> [Recorded information]
*-*-*
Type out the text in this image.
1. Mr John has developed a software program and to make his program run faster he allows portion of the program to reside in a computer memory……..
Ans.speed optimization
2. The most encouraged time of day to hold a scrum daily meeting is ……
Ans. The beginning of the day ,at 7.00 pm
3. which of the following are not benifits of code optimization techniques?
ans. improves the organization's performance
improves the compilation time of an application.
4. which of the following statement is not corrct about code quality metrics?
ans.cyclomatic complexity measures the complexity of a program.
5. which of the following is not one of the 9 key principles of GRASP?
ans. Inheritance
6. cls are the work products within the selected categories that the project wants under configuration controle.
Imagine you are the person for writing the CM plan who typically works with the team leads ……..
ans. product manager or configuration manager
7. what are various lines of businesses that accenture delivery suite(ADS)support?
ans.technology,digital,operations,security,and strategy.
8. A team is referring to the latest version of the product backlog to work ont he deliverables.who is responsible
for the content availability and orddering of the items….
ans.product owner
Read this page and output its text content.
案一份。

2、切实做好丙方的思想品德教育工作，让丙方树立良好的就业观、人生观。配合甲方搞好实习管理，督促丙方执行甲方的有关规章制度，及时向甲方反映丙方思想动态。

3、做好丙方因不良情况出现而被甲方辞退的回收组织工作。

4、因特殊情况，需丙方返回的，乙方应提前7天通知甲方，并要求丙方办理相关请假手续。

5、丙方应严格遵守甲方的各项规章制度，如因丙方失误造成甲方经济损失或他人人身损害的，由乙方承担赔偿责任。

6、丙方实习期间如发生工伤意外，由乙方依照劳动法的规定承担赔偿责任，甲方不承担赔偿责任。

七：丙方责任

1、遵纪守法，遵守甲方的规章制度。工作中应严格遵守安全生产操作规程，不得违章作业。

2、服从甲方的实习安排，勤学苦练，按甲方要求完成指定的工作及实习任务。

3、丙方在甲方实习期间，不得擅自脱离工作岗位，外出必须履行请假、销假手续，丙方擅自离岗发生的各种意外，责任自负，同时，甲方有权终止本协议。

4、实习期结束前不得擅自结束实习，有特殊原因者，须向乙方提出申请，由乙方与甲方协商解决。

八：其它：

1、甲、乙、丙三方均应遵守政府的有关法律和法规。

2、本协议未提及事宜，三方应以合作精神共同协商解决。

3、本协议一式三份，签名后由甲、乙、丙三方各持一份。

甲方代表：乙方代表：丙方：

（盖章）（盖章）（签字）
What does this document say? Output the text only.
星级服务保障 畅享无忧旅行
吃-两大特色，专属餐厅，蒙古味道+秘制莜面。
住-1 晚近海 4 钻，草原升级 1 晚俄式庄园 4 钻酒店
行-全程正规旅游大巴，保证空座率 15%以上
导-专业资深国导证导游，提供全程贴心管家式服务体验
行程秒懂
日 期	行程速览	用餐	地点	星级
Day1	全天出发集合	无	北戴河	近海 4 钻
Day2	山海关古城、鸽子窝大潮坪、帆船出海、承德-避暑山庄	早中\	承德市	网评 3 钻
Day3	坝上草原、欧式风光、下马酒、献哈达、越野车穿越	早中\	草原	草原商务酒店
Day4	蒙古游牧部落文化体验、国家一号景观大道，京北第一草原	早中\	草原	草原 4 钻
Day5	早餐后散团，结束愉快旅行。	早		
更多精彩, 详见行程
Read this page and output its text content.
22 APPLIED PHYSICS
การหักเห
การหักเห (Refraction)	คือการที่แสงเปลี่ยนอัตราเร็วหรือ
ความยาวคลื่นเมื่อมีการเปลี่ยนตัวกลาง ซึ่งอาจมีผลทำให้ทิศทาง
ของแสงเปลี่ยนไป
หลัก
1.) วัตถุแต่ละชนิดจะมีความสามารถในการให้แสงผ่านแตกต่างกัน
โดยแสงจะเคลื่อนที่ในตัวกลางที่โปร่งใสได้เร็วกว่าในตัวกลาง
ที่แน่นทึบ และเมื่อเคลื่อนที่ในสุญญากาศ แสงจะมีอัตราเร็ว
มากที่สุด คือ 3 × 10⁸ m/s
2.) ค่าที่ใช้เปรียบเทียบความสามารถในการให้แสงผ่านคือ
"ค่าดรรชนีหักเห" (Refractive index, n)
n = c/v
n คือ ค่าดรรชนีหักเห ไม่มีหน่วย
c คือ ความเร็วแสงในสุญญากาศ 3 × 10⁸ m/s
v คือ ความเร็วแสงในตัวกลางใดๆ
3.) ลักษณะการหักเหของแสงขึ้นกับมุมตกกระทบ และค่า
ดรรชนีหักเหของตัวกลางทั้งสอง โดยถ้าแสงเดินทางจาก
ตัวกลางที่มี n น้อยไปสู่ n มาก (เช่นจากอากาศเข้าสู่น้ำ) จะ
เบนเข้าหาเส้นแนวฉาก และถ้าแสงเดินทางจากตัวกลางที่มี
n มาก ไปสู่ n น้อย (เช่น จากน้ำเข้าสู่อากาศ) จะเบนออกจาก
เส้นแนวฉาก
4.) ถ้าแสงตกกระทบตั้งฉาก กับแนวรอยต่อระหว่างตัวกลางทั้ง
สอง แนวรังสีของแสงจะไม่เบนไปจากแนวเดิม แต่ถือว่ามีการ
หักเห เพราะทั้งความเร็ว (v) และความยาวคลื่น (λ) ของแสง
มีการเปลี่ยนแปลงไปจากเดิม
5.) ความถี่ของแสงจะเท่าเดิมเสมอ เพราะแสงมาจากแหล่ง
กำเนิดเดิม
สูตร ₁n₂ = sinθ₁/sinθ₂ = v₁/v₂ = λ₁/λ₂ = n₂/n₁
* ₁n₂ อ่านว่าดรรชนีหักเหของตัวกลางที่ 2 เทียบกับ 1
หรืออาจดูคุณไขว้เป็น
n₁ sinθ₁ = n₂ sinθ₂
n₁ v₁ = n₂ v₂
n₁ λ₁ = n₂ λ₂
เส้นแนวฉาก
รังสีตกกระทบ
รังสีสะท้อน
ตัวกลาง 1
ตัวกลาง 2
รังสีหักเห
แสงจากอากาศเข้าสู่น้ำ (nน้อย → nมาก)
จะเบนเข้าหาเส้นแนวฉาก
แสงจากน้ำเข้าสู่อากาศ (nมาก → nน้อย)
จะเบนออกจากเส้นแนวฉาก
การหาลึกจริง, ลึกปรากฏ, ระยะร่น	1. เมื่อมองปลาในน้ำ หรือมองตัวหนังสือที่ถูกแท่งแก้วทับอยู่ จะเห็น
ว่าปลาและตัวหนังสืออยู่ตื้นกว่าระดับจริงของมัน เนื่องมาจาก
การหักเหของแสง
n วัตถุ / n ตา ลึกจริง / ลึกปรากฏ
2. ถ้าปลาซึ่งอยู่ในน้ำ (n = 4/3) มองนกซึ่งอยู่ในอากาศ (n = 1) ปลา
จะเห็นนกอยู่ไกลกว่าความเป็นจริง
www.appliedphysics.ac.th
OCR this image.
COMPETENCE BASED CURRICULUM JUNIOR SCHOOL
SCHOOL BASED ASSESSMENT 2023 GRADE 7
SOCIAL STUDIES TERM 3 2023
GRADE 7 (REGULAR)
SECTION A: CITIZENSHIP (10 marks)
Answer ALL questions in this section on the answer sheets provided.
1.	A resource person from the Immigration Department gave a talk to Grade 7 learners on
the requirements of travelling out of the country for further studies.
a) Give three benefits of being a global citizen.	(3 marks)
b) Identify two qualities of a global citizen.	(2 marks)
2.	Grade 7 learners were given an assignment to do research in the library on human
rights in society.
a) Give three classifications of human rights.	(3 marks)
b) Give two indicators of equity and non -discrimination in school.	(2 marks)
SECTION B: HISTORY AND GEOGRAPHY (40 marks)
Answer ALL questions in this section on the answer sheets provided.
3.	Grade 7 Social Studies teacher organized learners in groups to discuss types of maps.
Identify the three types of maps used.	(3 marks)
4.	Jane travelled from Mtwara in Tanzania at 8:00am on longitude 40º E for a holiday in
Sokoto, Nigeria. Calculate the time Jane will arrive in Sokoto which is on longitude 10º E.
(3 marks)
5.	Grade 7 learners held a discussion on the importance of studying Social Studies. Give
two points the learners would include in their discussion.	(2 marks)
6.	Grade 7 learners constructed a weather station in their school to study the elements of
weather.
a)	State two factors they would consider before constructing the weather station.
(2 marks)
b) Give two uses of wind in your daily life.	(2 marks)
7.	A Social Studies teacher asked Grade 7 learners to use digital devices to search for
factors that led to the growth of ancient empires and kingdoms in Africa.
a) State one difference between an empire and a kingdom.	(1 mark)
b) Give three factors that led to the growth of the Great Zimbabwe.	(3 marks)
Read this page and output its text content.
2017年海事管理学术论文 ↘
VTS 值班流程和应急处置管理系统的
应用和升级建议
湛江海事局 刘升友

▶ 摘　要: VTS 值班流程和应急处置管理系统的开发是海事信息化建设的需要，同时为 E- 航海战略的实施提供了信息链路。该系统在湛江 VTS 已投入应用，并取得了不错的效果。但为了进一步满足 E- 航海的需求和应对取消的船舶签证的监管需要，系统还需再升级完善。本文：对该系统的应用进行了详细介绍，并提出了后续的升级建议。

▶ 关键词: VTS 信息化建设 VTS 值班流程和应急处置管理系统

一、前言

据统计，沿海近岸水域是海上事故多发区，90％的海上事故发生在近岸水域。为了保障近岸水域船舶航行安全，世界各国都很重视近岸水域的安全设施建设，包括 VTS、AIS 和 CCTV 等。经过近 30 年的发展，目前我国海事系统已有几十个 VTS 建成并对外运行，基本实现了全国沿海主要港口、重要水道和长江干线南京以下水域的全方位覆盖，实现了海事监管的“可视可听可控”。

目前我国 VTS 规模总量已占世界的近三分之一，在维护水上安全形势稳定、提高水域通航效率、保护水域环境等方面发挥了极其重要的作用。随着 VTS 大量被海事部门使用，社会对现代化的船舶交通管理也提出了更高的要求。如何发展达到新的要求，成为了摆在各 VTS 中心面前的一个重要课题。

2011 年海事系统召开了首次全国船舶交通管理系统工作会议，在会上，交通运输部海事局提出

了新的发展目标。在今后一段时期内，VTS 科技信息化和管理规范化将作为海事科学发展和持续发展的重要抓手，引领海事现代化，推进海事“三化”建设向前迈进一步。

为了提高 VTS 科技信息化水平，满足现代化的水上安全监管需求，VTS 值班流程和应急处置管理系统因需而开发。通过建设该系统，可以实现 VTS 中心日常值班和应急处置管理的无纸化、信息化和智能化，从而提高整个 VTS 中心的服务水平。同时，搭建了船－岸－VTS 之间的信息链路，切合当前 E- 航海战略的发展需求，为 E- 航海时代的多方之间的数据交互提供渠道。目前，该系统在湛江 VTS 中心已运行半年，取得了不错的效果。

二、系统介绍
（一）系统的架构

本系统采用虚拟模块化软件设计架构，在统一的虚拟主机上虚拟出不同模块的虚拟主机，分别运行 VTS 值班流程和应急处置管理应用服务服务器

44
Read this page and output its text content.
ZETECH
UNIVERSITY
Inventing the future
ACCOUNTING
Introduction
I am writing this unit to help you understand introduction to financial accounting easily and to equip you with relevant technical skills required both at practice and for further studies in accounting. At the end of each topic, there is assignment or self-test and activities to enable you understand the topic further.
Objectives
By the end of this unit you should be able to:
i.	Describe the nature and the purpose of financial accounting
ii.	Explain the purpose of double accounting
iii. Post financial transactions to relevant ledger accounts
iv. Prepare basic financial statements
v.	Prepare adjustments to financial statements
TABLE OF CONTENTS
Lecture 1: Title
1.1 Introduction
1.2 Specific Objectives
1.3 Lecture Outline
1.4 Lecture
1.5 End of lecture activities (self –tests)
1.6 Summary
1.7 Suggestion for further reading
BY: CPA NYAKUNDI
*-*-*
Gather all lines where the word "self" appears.

I am writing this unit to help you understand introduction to financial accounting easily and to equip you with relevant technical skills required both at practice and for further studies in accounting. At the end of each topic, there is assignment or self-test and activities to enable you understand the topic further.
1.5 End of lecture activities (self –tests)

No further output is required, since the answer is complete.